▶ [Datos sin procesar]:

· · ·

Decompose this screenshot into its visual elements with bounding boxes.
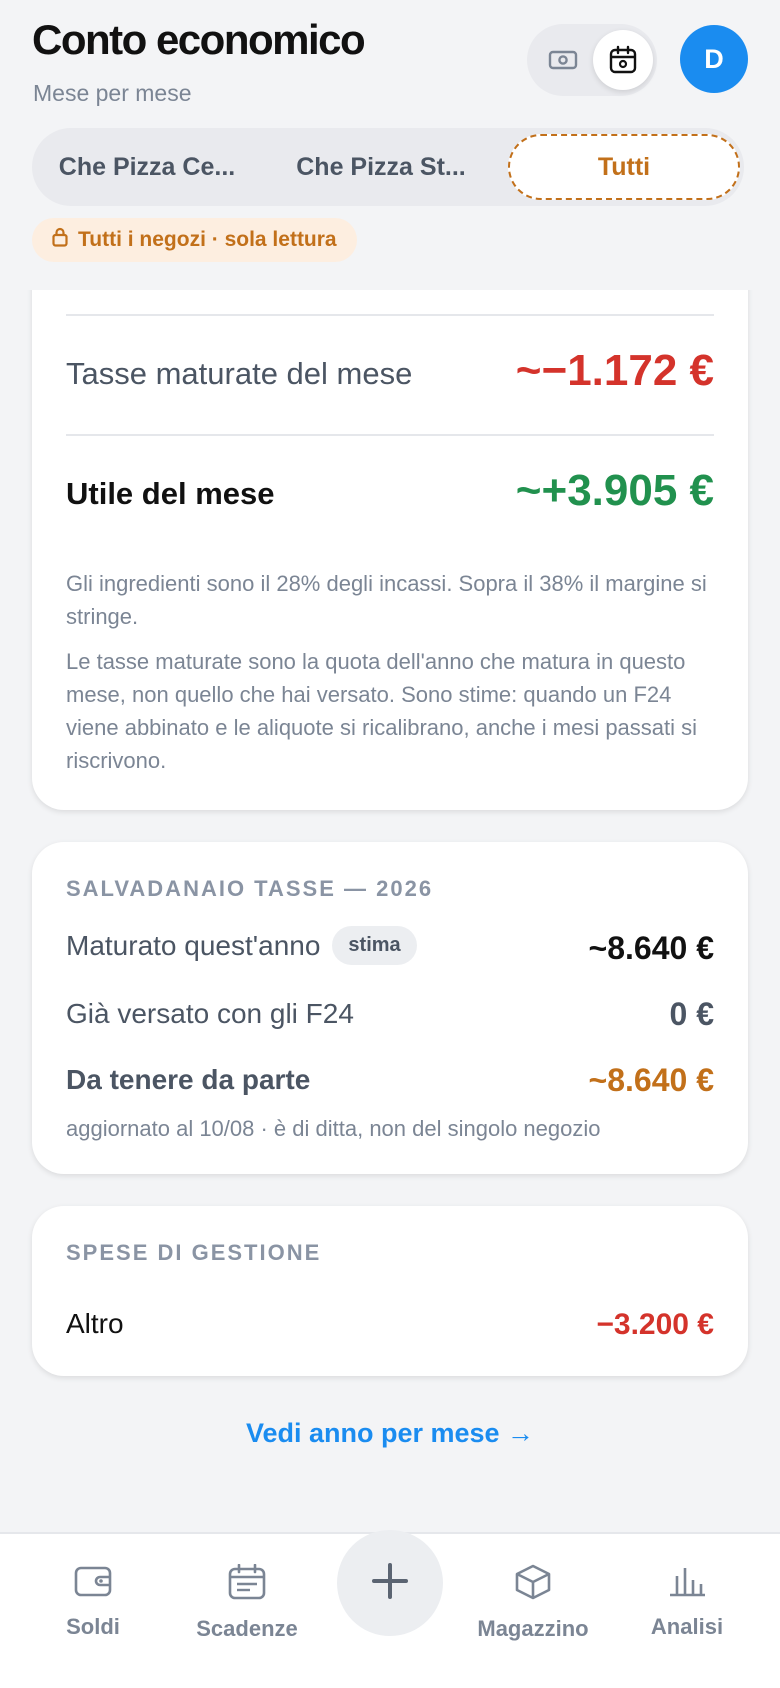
expense-item-label: Altro — [66, 1308, 124, 1339]
tax-savings-title: SALVADANAIO TASSE — 2026 — [66, 876, 434, 901]
expenses-card: SPESE DI GESTIONE Altro −3.200 € — [32, 1206, 748, 1376]
banknote-icon[interactable] — [547, 44, 579, 76]
bar-chart-icon — [668, 1564, 706, 1604]
nav-item-soldi[interactable]: Soldi — [18, 1564, 168, 1640]
page-title: Conto economico — [32, 16, 366, 63]
tax-footnote: aggiornato al 10/08 · è di ditta, non de… — [66, 1116, 601, 1141]
divider — [66, 434, 714, 436]
taxes-month-value: ~−1.172 € — [515, 346, 714, 395]
month-summary-card: Tasse maturate del mese ~−1.172 € Utile … — [32, 240, 748, 810]
view-toggle — [527, 24, 657, 96]
accrued-year-label: Maturato quest'anno stima — [66, 926, 417, 965]
estimate-badge: stima — [332, 926, 417, 965]
add-button[interactable] — [337, 1530, 443, 1636]
accrued-year-value: ~8.640 € — [588, 930, 714, 966]
nav-item-analisi[interactable]: Analisi — [612, 1564, 762, 1640]
expense-item-value: −3.200 € — [596, 1308, 714, 1341]
nav-item-magazzino[interactable]: Magazzino — [458, 1564, 608, 1642]
keep-aside-label: Da tenere da parte — [66, 1064, 311, 1095]
taxes-month-label: Tasse maturate del mese — [66, 356, 413, 391]
readonly-badge: Tutti i negozi · sola lettura — [32, 218, 357, 262]
store-tabs: Che Pizza Ce... Che Pizza St... Tutti — [32, 128, 744, 206]
calendar-icon[interactable] — [593, 30, 653, 90]
nav-label: Analisi — [650, 1614, 724, 1639]
profit-month-value: ~+3.905 € — [515, 466, 714, 515]
accrued-year-label-text: Maturato quest'anno — [66, 929, 321, 961]
divider — [66, 314, 714, 316]
nav-item-scadenze[interactable]: Scadenze — [172, 1563, 322, 1642]
paid-f24-value: 0 € — [669, 996, 714, 1032]
taxes-explanation-note: Le tasse maturate sono la quota dell'ann… — [66, 649, 698, 773]
box-icon — [514, 1564, 552, 1606]
header: Conto economico Mese per mese D Che Pizz… — [0, 0, 780, 290]
page-subtitle: Mese per mese — [33, 80, 192, 106]
tax-savings-card: SALVADANAIO TASSE — 2026 Maturato quest'… — [32, 842, 748, 1174]
lock-icon — [52, 227, 68, 253]
wallet-icon — [74, 1564, 112, 1604]
year-by-month-link[interactable]: Vedi anno per mese → — [0, 1418, 780, 1449]
ingredients-note: Gli ingredienti sono il 28% degli incass… — [66, 571, 707, 629]
avatar[interactable]: D — [680, 25, 748, 93]
keep-aside-value: ~8.640 € — [588, 1062, 714, 1098]
plus-icon — [370, 1561, 410, 1606]
profit-month-label: Utile del mese — [66, 476, 275, 511]
tab-store-1[interactable]: Che Pizza Ce... — [42, 128, 252, 206]
nav-label: Soldi — [66, 1614, 120, 1639]
nav-label: Magazzino — [477, 1616, 589, 1641]
expenses-title: SPESE DI GESTIONE — [66, 1240, 322, 1265]
readonly-badge-label: Tutti i negozi · sola lettura — [78, 228, 337, 251]
tab-store-2[interactable]: Che Pizza St... — [276, 128, 486, 206]
tab-all-stores[interactable]: Tutti — [508, 134, 740, 200]
calendar-list-icon — [228, 1563, 266, 1606]
paid-f24-label: Già versato con gli F24 — [66, 998, 354, 1029]
nav-label: Scadenze — [196, 1616, 298, 1641]
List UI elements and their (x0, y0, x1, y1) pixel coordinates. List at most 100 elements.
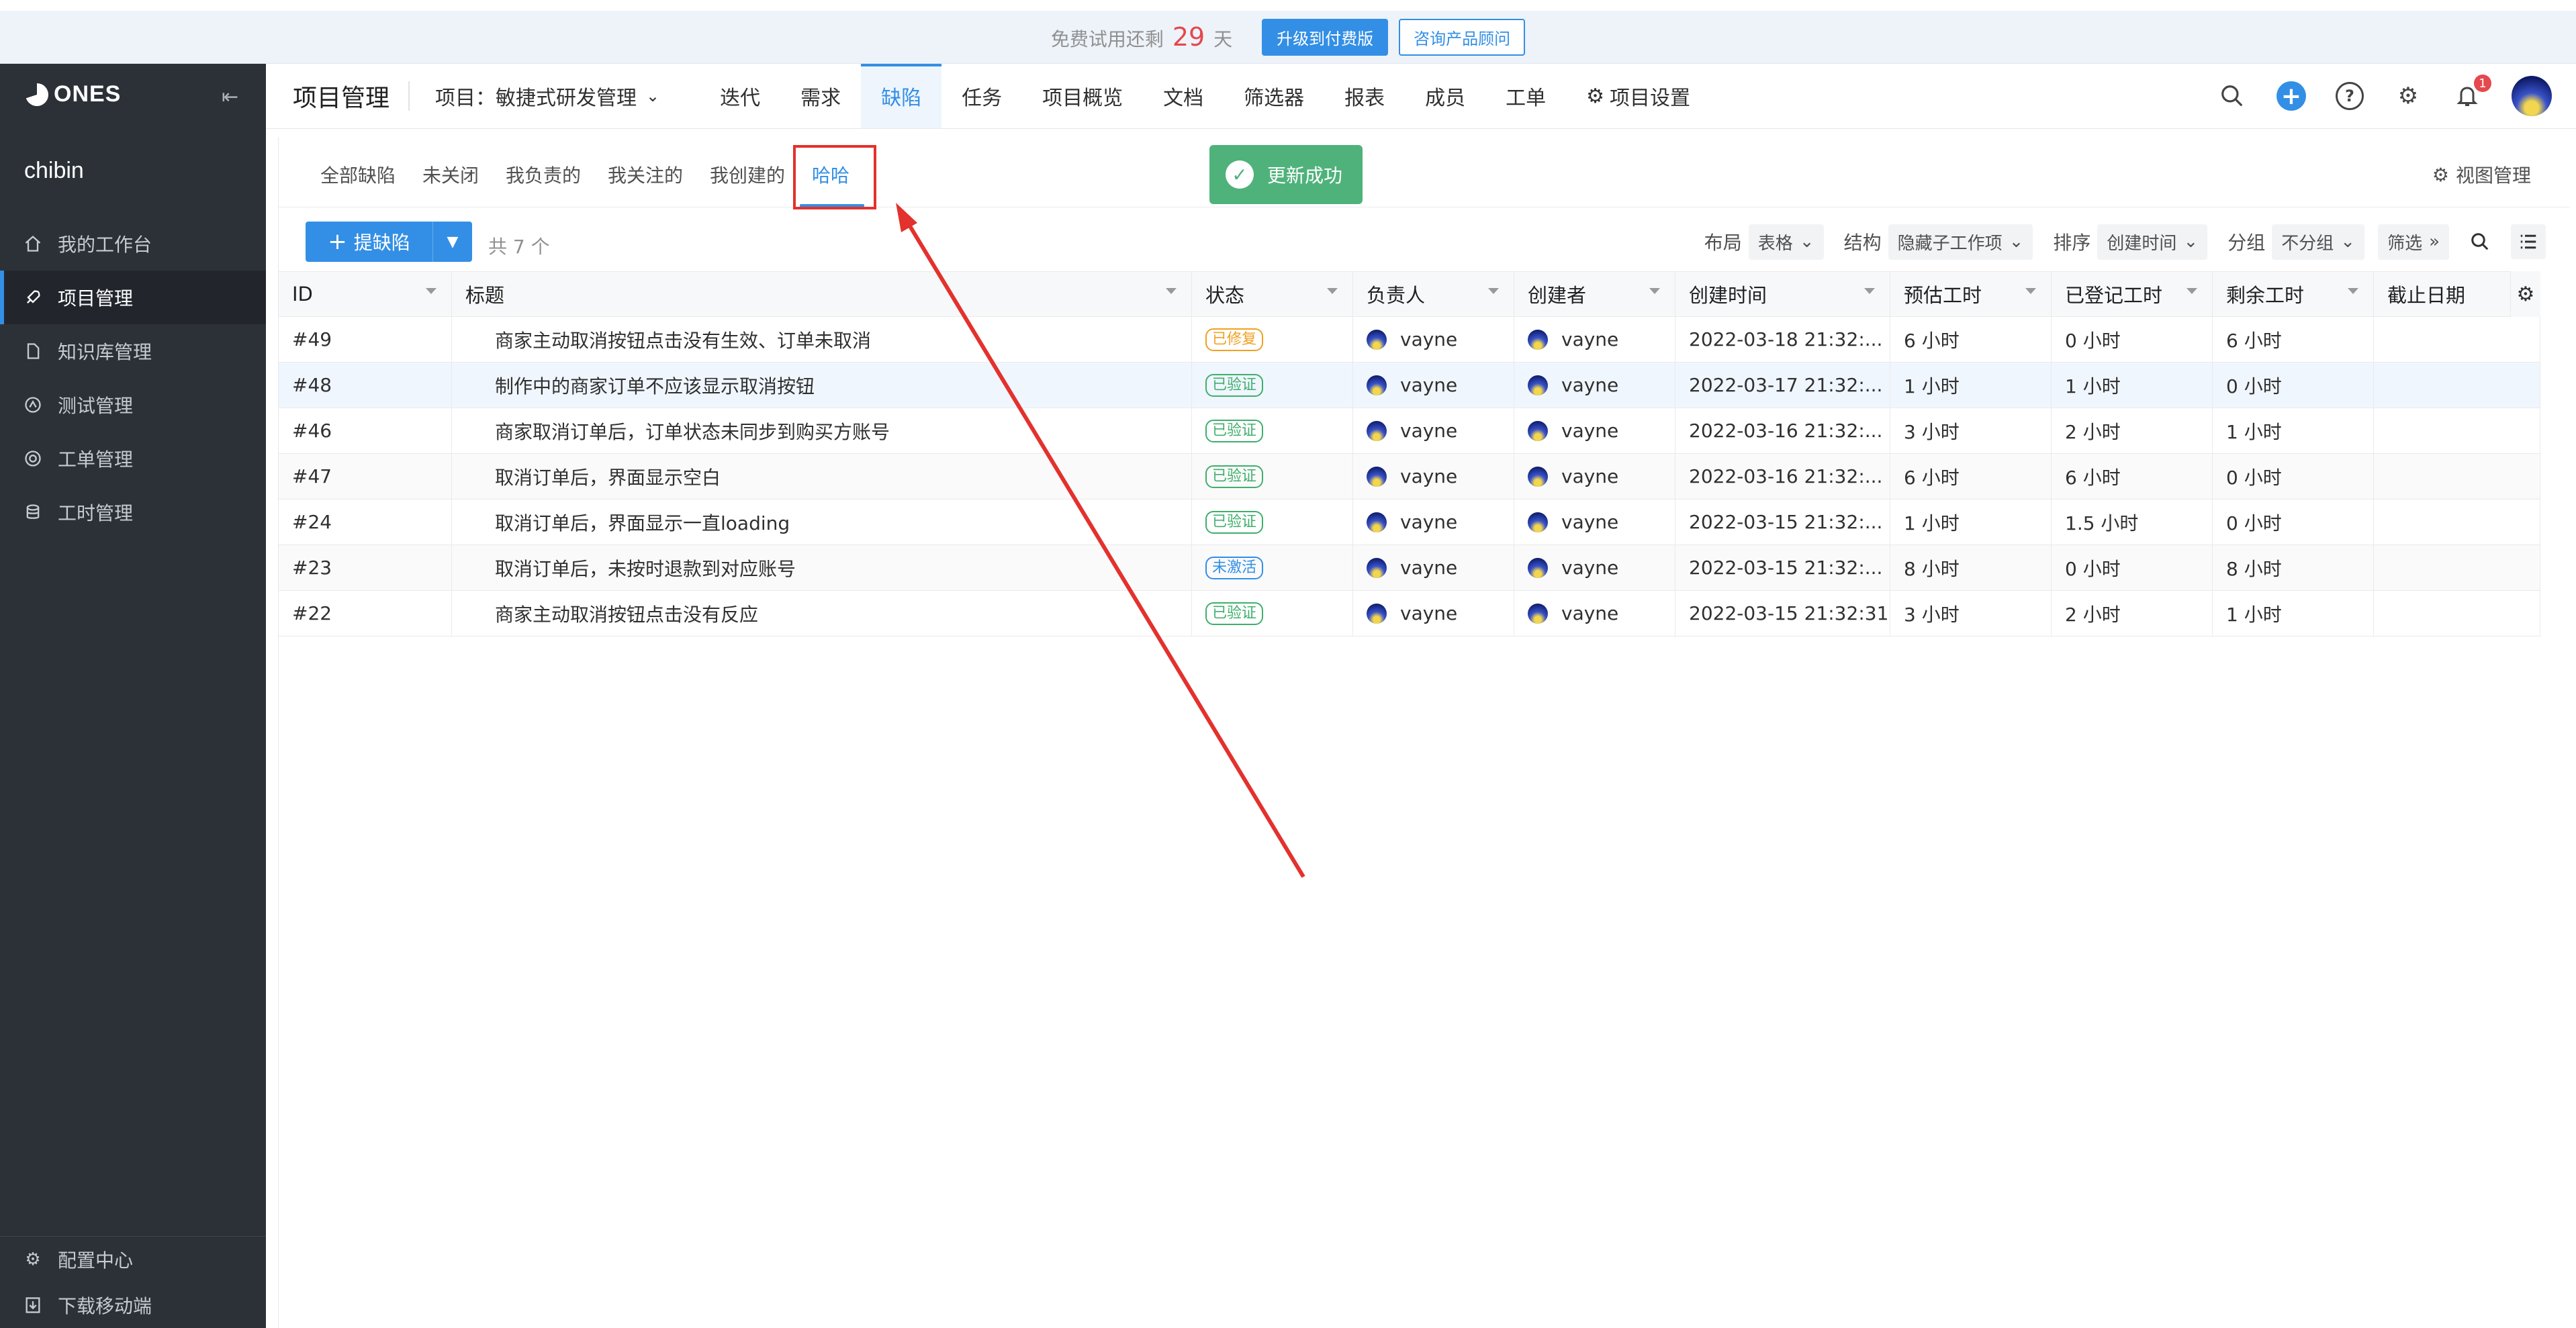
tab-docs[interactable]: 文档 (1143, 64, 1224, 128)
avatar (1367, 375, 1387, 395)
status-badge[interactable]: 已验证 (1205, 510, 1264, 534)
consult-button[interactable]: 咨询产品顾问 (1399, 18, 1526, 56)
cell-title[interactable]: 取消订单后，未按时退款到对应账号 (452, 545, 1192, 590)
tab-ticket[interactable]: 工单 (1485, 64, 1566, 128)
column-header-title[interactable]: 标题 (452, 272, 1192, 316)
tab-project-settings[interactable]: ⚙ 项目设置 (1566, 64, 1710, 128)
column-header-status[interactable]: 状态 (1192, 272, 1353, 316)
cell-title[interactable]: 制作中的商家订单不应该显示取消按钮 (452, 363, 1192, 408)
sort-select[interactable]: 创建时间 ⌄ (2097, 224, 2208, 260)
table-body: #49 商家主动取消按钮点击没有生效、订单未取消 已修复 vayne vayne 2022… (279, 317, 2540, 636)
tab-requirement[interactable]: 需求 (780, 64, 861, 128)
notification-badge: 1 (2474, 75, 2491, 92)
status-badge[interactable]: 已验证 (1205, 465, 1264, 488)
add-defect-button[interactable]: + 提缺陷 ▼ (306, 222, 472, 262)
status-badge[interactable]: 已验证 (1205, 602, 1264, 625)
bell-icon[interactable]: 1 (2452, 75, 2491, 111)
main-panel: 全部缺陷 未关闭 我负责的 我关注的 我创建的 哈哈 ✓ 更新成功 ⚙ 视图管理… (278, 137, 2570, 1328)
cell-id: #23 (279, 545, 452, 590)
divider (408, 81, 410, 111)
status-badge[interactable]: 已验证 (1205, 419, 1264, 442)
layout-select[interactable]: 表格 ⌄ (1748, 224, 1824, 260)
cell-id: #47 (279, 454, 452, 499)
status-badge[interactable]: 已修复 (1205, 328, 1264, 351)
cell-id: #24 (279, 500, 452, 544)
chevron-down-icon[interactable]: ▼ (433, 222, 472, 262)
help-icon[interactable]: ? (2336, 82, 2364, 110)
tab-filter[interactable]: 筛选器 (1224, 64, 1324, 128)
project-switcher[interactable]: 项目：敏捷式研发管理 ⌄ (435, 81, 659, 111)
sidebar-item-label: 知识库管理 (58, 341, 152, 363)
column-header-created[interactable]: 创建时间 (1675, 272, 1890, 316)
view-tab-watching[interactable]: 我关注的 (608, 161, 683, 188)
sidebar-item-worktime[interactable]: 工时管理 (0, 485, 266, 539)
logo[interactable]: ONES (26, 81, 121, 107)
cell-remaining: 0 小时 (2213, 454, 2374, 499)
tab-overview[interactable]: 项目概览 (1022, 64, 1143, 128)
cell-title[interactable]: 商家取消订单后，订单状态未同步到购买方账号 (452, 408, 1192, 453)
sidebar-item-config[interactable]: ⚙ 配置中心 (0, 1237, 266, 1282)
column-header-creator[interactable]: 创建者 (1514, 272, 1675, 316)
view-tab-unclosed[interactable]: 未关闭 (422, 161, 479, 188)
cell-title[interactable]: 取消订单后，界面显示一直loading (452, 500, 1192, 544)
cell-estimate: 1 小时 (1890, 363, 2052, 408)
column-header-owner[interactable]: 负责人 (1353, 272, 1514, 316)
sidebar-item-project[interactable]: 项目管理 (0, 271, 266, 324)
cell-owner: vayne (1353, 500, 1514, 544)
table-row[interactable]: #47 取消订单后，界面显示空白 已验证 vayne vayne 2022-03-16 2… (279, 454, 2540, 500)
table-row[interactable]: #46 商家取消订单后，订单状态未同步到购买方账号 已验证 vayne vayne 202… (279, 408, 2540, 454)
group-select[interactable]: 不分组 ⌄ (2272, 224, 2365, 260)
status-badge[interactable]: 未激活 (1205, 556, 1264, 579)
structure-select[interactable]: 隐藏子工作项 ⌄ (1888, 224, 2033, 260)
tab-iteration[interactable]: 迭代 (700, 64, 780, 128)
avatar (1528, 329, 1548, 350)
trial-days: 29 (1172, 22, 1205, 52)
check-icon: ✓ (1226, 160, 1254, 189)
list-settings-icon[interactable] (2511, 224, 2546, 259)
column-header-id[interactable]: ID (279, 272, 452, 316)
cell-created: 2022-03-17 21:32:... (1675, 363, 1890, 408)
sidebar-item-download[interactable]: 下载移动端 (0, 1282, 266, 1328)
search-icon[interactable] (2463, 224, 2497, 259)
upgrade-button[interactable]: 升级到付费版 (1262, 18, 1389, 56)
sidebar-item-ticket[interactable]: 工单管理 (0, 432, 266, 485)
avatar[interactable] (2512, 76, 2552, 116)
column-header-remaining[interactable]: 剩余工时 (2213, 272, 2374, 316)
view-tab-created[interactable]: 我创建的 (710, 161, 785, 188)
search-icon[interactable] (2217, 81, 2247, 111)
filter-button[interactable]: 筛选» (2378, 224, 2449, 260)
avatar (1528, 420, 1548, 441)
table-row[interactable]: #23 取消订单后，未按时退款到对应账号 未激活 vayne vayne 2022-03-… (279, 545, 2540, 591)
view-manage-label: 视图管理 (2455, 164, 2531, 187)
table-row[interactable]: #49 商家主动取消按钮点击没有生效、订单未取消 已修复 vayne vayne 2022… (279, 317, 2540, 363)
table-row[interactable]: #24 取消订单后，界面显示一直loading 已验证 vayne vayne 2022-… (279, 500, 2540, 545)
status-badge[interactable]: 已验证 (1205, 373, 1264, 397)
chevron-down-icon: ⌄ (2183, 232, 2199, 252)
view-tab-all[interactable]: 全部缺陷 (320, 161, 396, 188)
sidebar-item-testcase[interactable]: 测试管理 (0, 378, 266, 432)
cell-owner: vayne (1353, 454, 1514, 499)
success-toast: ✓ 更新成功 (1209, 145, 1363, 204)
cell-title[interactable]: 取消订单后，界面显示空白 (452, 454, 1192, 499)
collapse-sidebar-icon[interactable]: ⇤ (222, 85, 238, 109)
tab-task[interactable]: 任务 (941, 64, 1022, 128)
cell-title[interactable]: 商家主动取消按钮点击没有生效、订单未取消 (452, 317, 1192, 362)
column-header-logged[interactable]: 已登记工时 (2052, 272, 2213, 316)
create-plus-icon[interactable]: + (2276, 81, 2306, 111)
tab-report[interactable]: 报表 (1324, 64, 1405, 128)
column-settings-icon[interactable]: ⚙ (2510, 271, 2540, 317)
cell-remaining: 0 小时 (2213, 500, 2374, 544)
gear-icon[interactable]: ⚙ (2393, 81, 2423, 111)
sidebar-item-workbench[interactable]: 我的工作台 (0, 217, 266, 271)
avatar (1528, 557, 1548, 578)
table-row[interactable]: #22 商家主动取消按钮点击没有反应 已验证 vayne vayne 2022-03-15… (279, 591, 2540, 636)
add-defect-main[interactable]: + 提缺陷 (306, 222, 433, 262)
tab-members[interactable]: 成员 (1405, 64, 1485, 128)
sidebar-item-wiki[interactable]: 知识库管理 (0, 324, 266, 378)
column-header-estimate[interactable]: 预估工时 (1890, 272, 2052, 316)
cell-title[interactable]: 商家主动取消按钮点击没有反应 (452, 591, 1192, 636)
view-manage-button[interactable]: ⚙ 视图管理 (2432, 161, 2531, 188)
view-tab-assigned[interactable]: 我负责的 (506, 161, 581, 188)
tab-defect[interactable]: 缺陷 (861, 64, 942, 128)
table-row[interactable]: #48 制作中的商家订单不应该显示取消按钮 已验证 vayne vayne 2022-03… (279, 363, 2540, 408)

· · ·

▶ [Objetivo de la tarea]: Devuelve sin ningún cambio las líneas de las entradas, empezando por la que contiene "tab-docs[interactable]: 文档 (1143, 64, 1224, 128)" y siguiendo hasta la que contiene "408, 1192, 453)", ambas incluidas.

▶ [Respuesta esperada]:
tab-docs[interactable]: 文档 (1143, 64, 1224, 128)
avatar (1367, 375, 1387, 395)
status-badge[interactable]: 已验证 (1205, 510, 1264, 534)
consult-button[interactable]: 咨询产品顾问 (1399, 18, 1526, 56)
cell-title[interactable]: 取消订单后，未按时退款到对应账号 (452, 545, 1192, 590)
tab-ticket[interactable]: 工单 (1485, 64, 1566, 128)
column-header-title[interactable]: 标题 (452, 272, 1192, 316)
tab-project-settings[interactable]: ⚙ 项目设置 (1566, 64, 1710, 128)
column-header-status[interactable]: 状态 (1192, 272, 1353, 316)
cell-title[interactable]: 制作中的商家订单不应该显示取消按钮 (452, 363, 1192, 408)
sort-select[interactable]: 创建时间 ⌄ (2097, 224, 2208, 260)
table-body: #49 商家主动取消按钮点击没有生效、订单未取消 已修复 vayne vayne 2022… (279, 317, 2540, 636)
tab-requirement[interactable]: 需求 (780, 64, 861, 128)
notification-badge: 1 (2474, 75, 2491, 92)
status-badge[interactable]: 已验证 (1205, 465, 1264, 488)
add-defect-button[interactable]: + 提缺陷 ▼ (306, 222, 472, 262)
status-badge[interactable]: 已验证 (1205, 602, 1264, 625)
bell-icon[interactable]: 1 (2452, 75, 2491, 111)
main-panel: 全部缺陷 未关闭 我负责的 我关注的 我创建的 哈哈 ✓ 更新成功 ⚙ 视图管理… (278, 137, 2570, 1328)
cell-id: #23 (279, 545, 452, 590)
divider (408, 81, 410, 111)
status-badge[interactable]: 已验证 (1205, 419, 1264, 442)
layout-select[interactable]: 表格 ⌄ (1748, 224, 1824, 260)
cell-id: #47 (279, 454, 452, 499)
status-badge[interactable]: 已修复 (1205, 328, 1264, 351)
cell-id: #24 (279, 500, 452, 544)
chevron-down-icon[interactable]: ▼ (433, 222, 472, 262)
help-icon[interactable]: ? (2336, 82, 2364, 110)
tab-filter[interactable]: 筛选器 (1224, 64, 1324, 128)
project-switcher[interactable]: 项目：敏捷式研发管理 ⌄ (435, 81, 659, 111)
sidebar-item-label: 知识库管理 (58, 341, 152, 363)
column-header-created[interactable]: 创建时间 (1675, 272, 1890, 316)
view-tab-watching[interactable]: 我关注的 (608, 161, 683, 188)
sidebar-item-worktime[interactable]: 工时管理 (0, 485, 266, 539)
logo[interactable]: ONES (26, 81, 121, 107)
cell-remaining: 0 小时 (2213, 454, 2374, 499)
tab-overview[interactable]: 项目概览 (1022, 64, 1143, 128)
cell-title[interactable]: 商家取消订单后，订单状态未同步到购买方账号 (452, 408, 1192, 453)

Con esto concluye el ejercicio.